> **Challenge**: Reproduce the records below exactly as they appear.

>> begin Given information

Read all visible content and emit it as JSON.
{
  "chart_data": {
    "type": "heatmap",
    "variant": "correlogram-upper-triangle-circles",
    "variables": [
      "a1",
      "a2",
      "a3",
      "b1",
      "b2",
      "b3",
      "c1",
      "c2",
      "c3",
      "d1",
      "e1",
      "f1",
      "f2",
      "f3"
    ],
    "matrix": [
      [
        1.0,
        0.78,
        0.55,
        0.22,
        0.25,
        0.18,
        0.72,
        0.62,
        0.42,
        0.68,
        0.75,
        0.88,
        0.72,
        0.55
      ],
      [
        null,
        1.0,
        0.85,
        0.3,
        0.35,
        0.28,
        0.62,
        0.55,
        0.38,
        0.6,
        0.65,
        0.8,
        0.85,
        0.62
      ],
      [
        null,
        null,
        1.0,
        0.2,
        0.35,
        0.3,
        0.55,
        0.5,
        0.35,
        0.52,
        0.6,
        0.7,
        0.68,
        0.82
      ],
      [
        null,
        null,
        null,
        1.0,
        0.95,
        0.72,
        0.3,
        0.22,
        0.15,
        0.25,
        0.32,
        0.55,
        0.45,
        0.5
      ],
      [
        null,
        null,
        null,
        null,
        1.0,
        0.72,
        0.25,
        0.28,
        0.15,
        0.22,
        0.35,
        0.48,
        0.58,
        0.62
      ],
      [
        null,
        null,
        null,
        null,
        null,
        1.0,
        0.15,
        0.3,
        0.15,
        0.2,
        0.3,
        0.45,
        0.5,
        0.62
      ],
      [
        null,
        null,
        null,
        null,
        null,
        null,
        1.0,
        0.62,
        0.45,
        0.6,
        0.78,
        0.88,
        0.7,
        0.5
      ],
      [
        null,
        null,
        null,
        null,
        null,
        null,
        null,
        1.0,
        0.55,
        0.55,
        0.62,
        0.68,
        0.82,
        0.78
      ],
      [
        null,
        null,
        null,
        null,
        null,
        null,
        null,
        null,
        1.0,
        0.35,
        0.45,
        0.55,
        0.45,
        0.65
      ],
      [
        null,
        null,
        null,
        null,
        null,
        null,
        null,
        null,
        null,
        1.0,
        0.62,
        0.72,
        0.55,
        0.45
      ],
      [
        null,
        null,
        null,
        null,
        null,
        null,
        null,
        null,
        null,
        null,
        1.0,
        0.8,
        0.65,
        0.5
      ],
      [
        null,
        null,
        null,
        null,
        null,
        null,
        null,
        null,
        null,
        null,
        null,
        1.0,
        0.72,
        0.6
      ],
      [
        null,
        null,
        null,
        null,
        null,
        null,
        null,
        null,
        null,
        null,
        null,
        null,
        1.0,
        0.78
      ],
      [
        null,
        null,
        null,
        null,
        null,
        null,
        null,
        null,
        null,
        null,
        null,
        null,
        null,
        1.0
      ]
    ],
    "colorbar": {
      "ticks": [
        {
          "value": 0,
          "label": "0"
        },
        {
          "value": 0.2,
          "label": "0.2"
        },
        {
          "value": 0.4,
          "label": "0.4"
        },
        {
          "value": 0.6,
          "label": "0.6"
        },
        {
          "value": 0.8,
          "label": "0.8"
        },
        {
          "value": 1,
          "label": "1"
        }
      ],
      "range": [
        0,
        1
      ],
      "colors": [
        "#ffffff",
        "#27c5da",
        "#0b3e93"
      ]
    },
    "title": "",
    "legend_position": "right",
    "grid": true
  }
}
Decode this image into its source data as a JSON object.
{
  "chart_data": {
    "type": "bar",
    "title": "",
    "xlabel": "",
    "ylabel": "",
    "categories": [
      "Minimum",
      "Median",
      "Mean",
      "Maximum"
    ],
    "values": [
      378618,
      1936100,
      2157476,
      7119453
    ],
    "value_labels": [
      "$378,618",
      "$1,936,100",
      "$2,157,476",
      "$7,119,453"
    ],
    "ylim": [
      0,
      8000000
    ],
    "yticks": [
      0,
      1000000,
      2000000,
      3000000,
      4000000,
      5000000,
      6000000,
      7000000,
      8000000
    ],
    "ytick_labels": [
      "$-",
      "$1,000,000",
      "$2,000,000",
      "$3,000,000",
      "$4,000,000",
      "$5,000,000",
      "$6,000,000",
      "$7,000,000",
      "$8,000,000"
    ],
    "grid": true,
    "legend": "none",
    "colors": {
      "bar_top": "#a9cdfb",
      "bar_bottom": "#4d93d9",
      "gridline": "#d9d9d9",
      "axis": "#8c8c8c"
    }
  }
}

>> end Given information

> **Output of the task**:
Read all visible content and emit it as JSON.
{
  "chart_data": {
    "type": "heatmap",
    "variant": "correlogram-upper-triangle-circles",
    "variables": [
      "a1",
      "a2",
      "a3",
      "b1",
      "b2",
      "b3",
      "c1",
      "c2",
      "c3",
      "d1",
      "e1",
      "f1",
      "f2",
      "f3"
    ],
    "matrix": [
      [
        1.0,
        0.78,
        0.55,
        0.22,
        0.25,
        0.18,
        0.72,
        0.62,
        0.42,
        0.68,
        0.75,
        0.88,
        0.72,
        0.55
      ],
      [
        null,
        1.0,
        0.85,
        0.3,
        0.35,
        0.28,
        0.62,
        0.55,
        0.38,
        0.6,
        0.65,
        0.8,
        0.85,
        0.62
      ],
      [
        null,
        null,
        1.0,
        0.2,
        0.35,
        0.3,
        0.55,
        0.5,
        0.35,
        0.52,
        0.6,
        0.7,
        0.68,
        0.82
      ],
      [
        null,
        null,
        null,
        1.0,
        0.95,
        0.72,
        0.3,
        0.22,
        0.15,
        0.25,
        0.32,
        0.55,
        0.45,
        0.5
      ],
      [
        null,
        null,
        null,
        null,
        1.0,
        0.72,
        0.25,
        0.28,
        0.15,
        0.22,
        0.35,
        0.48,
        0.58,
        0.62
      ],
      [
        null,
        null,
        null,
        null,
        null,
        1.0,
        0.15,
        0.3,
        0.15,
        0.2,
        0.3,
        0.45,
        0.5,
        0.62
      ],
      [
        null,
        null,
        null,
        null,
        null,
        null,
        1.0,
        0.62,
        0.45,
        0.6,
        0.78,
        0.88,
        0.7,
        0.5
      ],
      [
        null,
        null,
        null,
        null,
        null,
        null,
        null,
        1.0,
        0.55,
        0.55,
        0.62,
        0.68,
        0.82,
        0.78
      ],
      [
        null,
        null,
        null,
        null,
        null,
        null,
        null,
        null,
        1.0,
        0.35,
        0.45,
        0.55,
        0.45,
        0.65
      ],
      [
        null,
        null,
        null,
        null,
        null,
        null,
        null,
        null,
        null,
        1.0,
        0.62,
        0.72,
        0.55,
        0.45
      ],
      [
        null,
        null,
        null,
        null,
        null,
        null,
        null,
        null,
        null,
        null,
        1.0,
        0.8,
        0.65,
        0.5
      ],
      [
        null,
        null,
        null,
        null,
        null,
        null,
        null,
        null,
        null,
        null,
        null,
        1.0,
        0.72,
        0.6
      ],
      [
        null,
        null,
        null,
        null,
        null,
        null,
        null,
        null,
        null,
        null,
        null,
        null,
        1.0,
        0.78
      ],
      [
        null,
        null,
        null,
        null,
        null,
        null,
        null,
        null,
        null,
        null,
        null,
        null,
        null,
        1.0
      ]
    ],
    "colorbar": {
      "ticks": [
        {
          "value": 0,
          "label": "0"
        },
        {
          "value": 0.2,
          "label": "0.2"
        },
        {
          "value": 0.4,
          "label": "0.4"
        },
        {
          "value": 0.6,
          "label": "0.6"
        },
        {
          "value": 0.8,
          "label": "0.8"
        },
        {
          "value": 1,
          "label": "1"
        }
      ],
      "range": [
        0,
        1
      ],
      "colors": [
        "#ffffff",
        "#27c5da",
        "#0b3e93"
      ]
    },
    "title": "",
    "legend_position": "right",
    "grid": true
  }
}
Decode this image into its source data as a JSON object.
{
  "chart_data": {
    "type": "bar",
    "title": "",
    "xlabel": "",
    "ylabel": "",
    "categories": [
      "Minimum",
      "Median",
      "Mean",
      "Maximum"
    ],
    "values": [
      378618,
      1936100,
      2157476,
      7119453
    ],
    "value_labels": [
      "$378,618",
      "$1,936,100",
      "$2,157,476",
      "$7,119,453"
    ],
    "ylim": [
      0,
      8000000
    ],
    "yticks": [
      0,
      1000000,
      2000000,
      3000000,
      4000000,
      5000000,
      6000000,
      7000000,
      8000000
    ],
    "ytick_labels": [
      "$-",
      "$1,000,000",
      "$2,000,000",
      "$3,000,000",
      "$4,000,000",
      "$5,000,000",
      "$6,000,000",
      "$7,000,000",
      "$8,000,000"
    ],
    "grid": true,
    "legend": "none",
    "colors": {
      "bar_top": "#a9cdfb",
      "bar_bottom": "#4d93d9",
      "gridline": "#d9d9d9",
      "axis": "#8c8c8c"
    }
  }
}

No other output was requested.